(Data records)
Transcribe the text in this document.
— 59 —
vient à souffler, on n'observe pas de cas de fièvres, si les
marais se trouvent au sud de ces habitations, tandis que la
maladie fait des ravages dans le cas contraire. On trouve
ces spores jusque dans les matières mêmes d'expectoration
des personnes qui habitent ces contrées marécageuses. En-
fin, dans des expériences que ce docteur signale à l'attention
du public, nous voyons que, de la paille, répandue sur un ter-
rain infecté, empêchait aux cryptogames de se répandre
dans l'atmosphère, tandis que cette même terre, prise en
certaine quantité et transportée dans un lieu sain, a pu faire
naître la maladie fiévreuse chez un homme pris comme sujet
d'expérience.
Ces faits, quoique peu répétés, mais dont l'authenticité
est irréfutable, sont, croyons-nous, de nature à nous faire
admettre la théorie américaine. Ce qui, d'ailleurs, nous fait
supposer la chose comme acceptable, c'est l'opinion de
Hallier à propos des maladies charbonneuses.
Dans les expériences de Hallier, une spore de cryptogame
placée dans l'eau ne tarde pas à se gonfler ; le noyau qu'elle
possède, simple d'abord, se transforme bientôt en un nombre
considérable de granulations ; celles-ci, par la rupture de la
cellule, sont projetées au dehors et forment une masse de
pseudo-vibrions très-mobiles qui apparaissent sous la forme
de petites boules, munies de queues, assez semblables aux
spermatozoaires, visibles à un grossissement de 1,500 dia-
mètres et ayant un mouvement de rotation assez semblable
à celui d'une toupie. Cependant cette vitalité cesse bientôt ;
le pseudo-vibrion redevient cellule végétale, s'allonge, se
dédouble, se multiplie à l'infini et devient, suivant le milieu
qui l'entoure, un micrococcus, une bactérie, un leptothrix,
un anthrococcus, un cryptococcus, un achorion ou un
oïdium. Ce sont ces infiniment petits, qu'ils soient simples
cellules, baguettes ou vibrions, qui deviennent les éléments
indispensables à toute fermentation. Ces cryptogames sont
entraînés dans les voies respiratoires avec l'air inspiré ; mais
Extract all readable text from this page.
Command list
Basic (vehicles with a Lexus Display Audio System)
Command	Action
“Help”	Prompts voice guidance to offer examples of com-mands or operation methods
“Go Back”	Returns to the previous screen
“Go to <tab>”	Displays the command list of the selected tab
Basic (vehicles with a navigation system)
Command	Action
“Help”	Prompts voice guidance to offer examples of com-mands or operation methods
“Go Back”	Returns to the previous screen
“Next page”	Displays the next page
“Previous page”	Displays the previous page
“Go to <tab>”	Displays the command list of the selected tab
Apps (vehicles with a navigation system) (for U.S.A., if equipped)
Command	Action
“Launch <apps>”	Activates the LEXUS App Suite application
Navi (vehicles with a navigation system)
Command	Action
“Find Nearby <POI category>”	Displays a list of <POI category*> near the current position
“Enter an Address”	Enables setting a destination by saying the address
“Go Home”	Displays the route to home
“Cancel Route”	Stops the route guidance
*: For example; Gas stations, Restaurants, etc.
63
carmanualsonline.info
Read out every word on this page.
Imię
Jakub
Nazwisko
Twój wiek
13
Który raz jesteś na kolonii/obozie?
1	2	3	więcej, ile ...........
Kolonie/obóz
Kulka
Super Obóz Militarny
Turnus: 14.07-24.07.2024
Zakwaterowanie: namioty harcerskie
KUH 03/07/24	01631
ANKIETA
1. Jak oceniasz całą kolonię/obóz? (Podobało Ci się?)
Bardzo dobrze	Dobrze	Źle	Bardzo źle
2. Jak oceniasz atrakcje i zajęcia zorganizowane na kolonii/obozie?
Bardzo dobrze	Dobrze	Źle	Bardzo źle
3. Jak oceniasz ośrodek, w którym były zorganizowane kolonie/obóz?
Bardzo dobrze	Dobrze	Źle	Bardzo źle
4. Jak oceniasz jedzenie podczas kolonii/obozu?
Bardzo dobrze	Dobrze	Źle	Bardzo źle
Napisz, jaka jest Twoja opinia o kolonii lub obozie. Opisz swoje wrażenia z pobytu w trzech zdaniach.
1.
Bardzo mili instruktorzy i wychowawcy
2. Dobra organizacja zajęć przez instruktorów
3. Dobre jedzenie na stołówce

** Task to carry out **
Report each line in the data that holds the word "route".

** Expected answer **
“Go Home”	Displays the route to home
“Cancel Route”	Stops the route guidance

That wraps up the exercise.